**GIVEN TASK**
Exactly as written, retype the listing below, omitting the pictures.

**PROVIDED RECORDS**
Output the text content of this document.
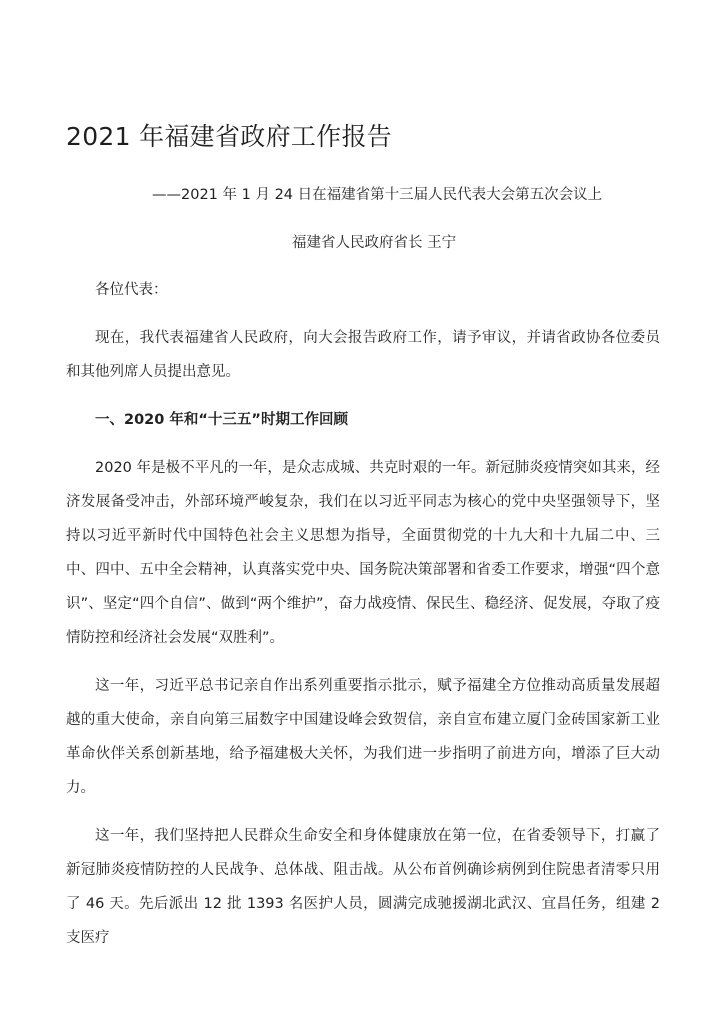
2021 年福建省政府工作报告
——2021 年 1 月 24 日在福建省第十三届人民代表大会第五次会议上
福建省人民政府省长 王宁

各位代表：

现在，我代表福建省人民政府，向大会报告政府工作，请予审议，并请省政协各位委员和其他列席人员提出意见。

一、2020 年和“十三五”时期工作回顾

2020 年是极不平凡的一年，是众志成城、共克时艰的一年。新冠肺炎疫情突如其来，经济发展备受冲击，外部环境严峻复杂，我们在以习近平同志为核心的党中央坚强领导下，坚持以习近平新时代中国特色社会主义思想为指导，全面贯彻党的十九大和十九届二中、三中、四中、五中全会精神，认真落实党中央、国务院决策部署和省委工作要求，增强“四个意识”、坚定“四个自信”、做到“两个维护”，奋力战疫情、保民生、稳经济、促发展，夺取了疫情防控和经济社会发展“双胜利”。

这一年，习近平总书记亲自作出系列重要指示批示，赋予福建全方位推动高质量发展超越的重大使命，亲自向第三届数字中国建设峰会致贺信，亲自宣布建立厦门金砖国家新工业革命伙伴关系创新基地，给予福建极大关怀，为我们进一步指明了前进方向，增添了巨大动力。

这一年，我们坚持把人民群众生命安全和身体健康放在第一位，在省委领导下，打赢了新冠肺炎疫情防控的人民战争、总体战、阻击战。从公布首例确诊病例到住院患者清零只用了 46 天。先后派出 12 批 1393 名医护人员，圆满完成驰援湖北武汉、宜昌任务，组建 2 支医疗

**SOLUTION TO THIS EXERCISE**
Output the text content of this document.
2021 年福建省政府工作报告
——2021 年 1 月 24 日在福建省第十三届人民代表大会第五次会议上
福建省人民政府省长 王宁

各位代表：

现在，我代表福建省人民政府，向大会报告政府工作，请予审议，并请省政协各位委员和其他列席人员提出意见。

一、2020 年和“十三五”时期工作回顾

2020 年是极不平凡的一年，是众志成城、共克时艰的一年。新冠肺炎疫情突如其来，经济发展备受冲击，外部环境严峻复杂，我们在以习近平同志为核心的党中央坚强领导下，坚持以习近平新时代中国特色社会主义思想为指导，全面贯彻党的十九大和十九届二中、三中、四中、五中全会精神，认真落实党中央、国务院决策部署和省委工作要求，增强“四个意识”、坚定“四个自信”、做到“两个维护”，奋力战疫情、保民生、稳经济、促发展，夺取了疫情防控和经济社会发展“双胜利”。

这一年，习近平总书记亲自作出系列重要指示批示，赋予福建全方位推动高质量发展超越的重大使命，亲自向第三届数字中国建设峰会致贺信，亲自宣布建立厦门金砖国家新工业革命伙伴关系创新基地，给予福建极大关怀，为我们进一步指明了前进方向，增添了巨大动力。

这一年，我们坚持把人民群众生命安全和身体健康放在第一位，在省委领导下，打赢了新冠肺炎疫情防控的人民战争、总体战、阻击战。从公布首例确诊病例到住院患者清零只用了 46 天。先后派出 12 批 1393 名医护人员，圆满完成驰援湖北武汉、宜昌任务，组建 2 支医疗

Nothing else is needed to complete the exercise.